SET PROBLEM: Identify the lines that contain the string "wife" and report only how many there are.

-=-=-

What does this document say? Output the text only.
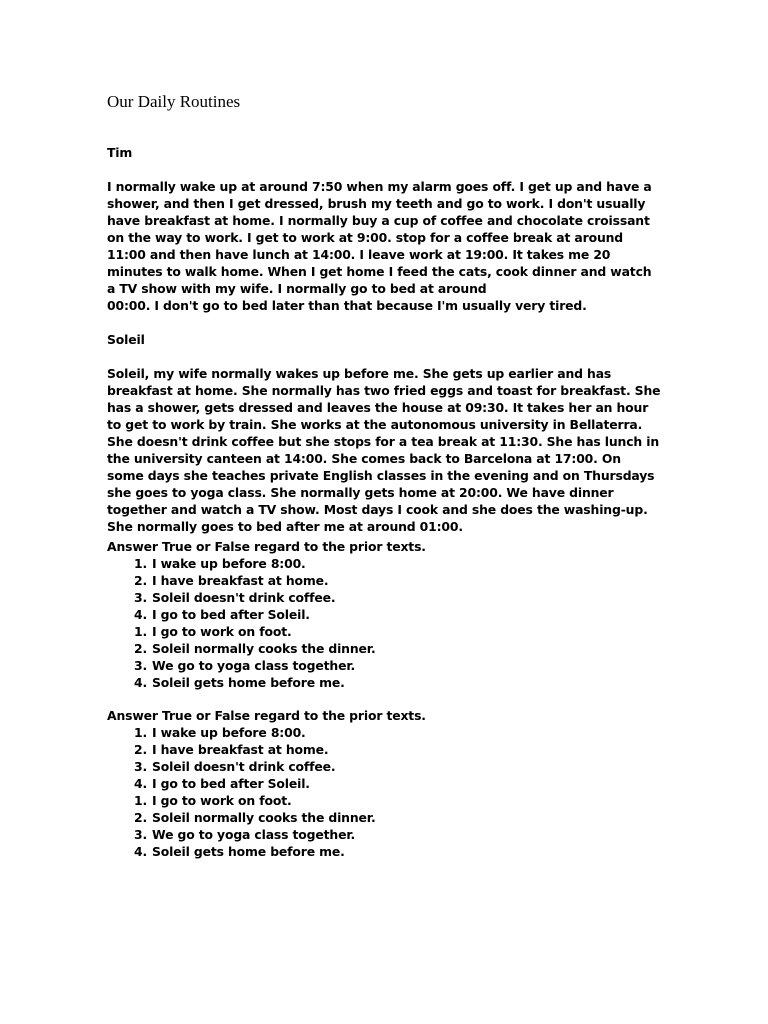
Our Daily Routines
Tim
I normally wake up at around 7:50 when my alarm goes off. I get up and have a
shower, and then I get dressed, brush my teeth and go to work. I don't usually
have breakfast at home. I normally buy a cup of coffee and chocolate croissant
on the way to work. I get to work at 9:00. stop for a coffee break at around
11:00 and then have lunch at 14:00. I leave work at 19:00. It takes me 20
minutes to walk home. When I get home I feed the cats, cook dinner and watch
a TV show with my wife. I normally go to bed at around
00:00. I don't go to bed later than that because I'm usually very tired.
Soleil
Soleil, my wife normally wakes up before me. She gets up earlier and has
breakfast at home. She normally has two fried eggs and toast for breakfast. She
has a shower, gets dressed and leaves the house at 09:30. It takes her an hour
to get to work by train. She works at the autonomous university in Bellaterra.
She doesn't drink coffee but she stops for a tea break at 11:30. She has lunch in
the university canteen at 14:00. She comes back to Barcelona at 17:00. On
some days she teaches private English classes in the evening and on Thursdays
she goes to yoga class. She normally gets home at 20:00. We have dinner
together and watch a TV show. Most days I cook and she does the washing-up.
She normally goes to bed after me at around 01:00.

Answer True or False regard to the prior texts.

1. I wake up before 8:00.
2. I have breakfast at home.
3. Soleil doesn't drink coffee.
4. I go to bed after Soleil.
1. I go to work on foot.
2. Soleil normally cooks the dinner.
3. We go to yoga class together.
4. Soleil gets home before me.

Answer True or False regard to the prior texts.

1. I wake up before 8:00.
2. I have breakfast at home.
3. Soleil doesn't drink coffee.
4. I go to bed after Soleil.
1. I go to work on foot.
2. Soleil normally cooks the dinner.
3. We go to yoga class together.
4. Soleil gets home before me.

-=-=-

EXERCISE SOLUTION: 2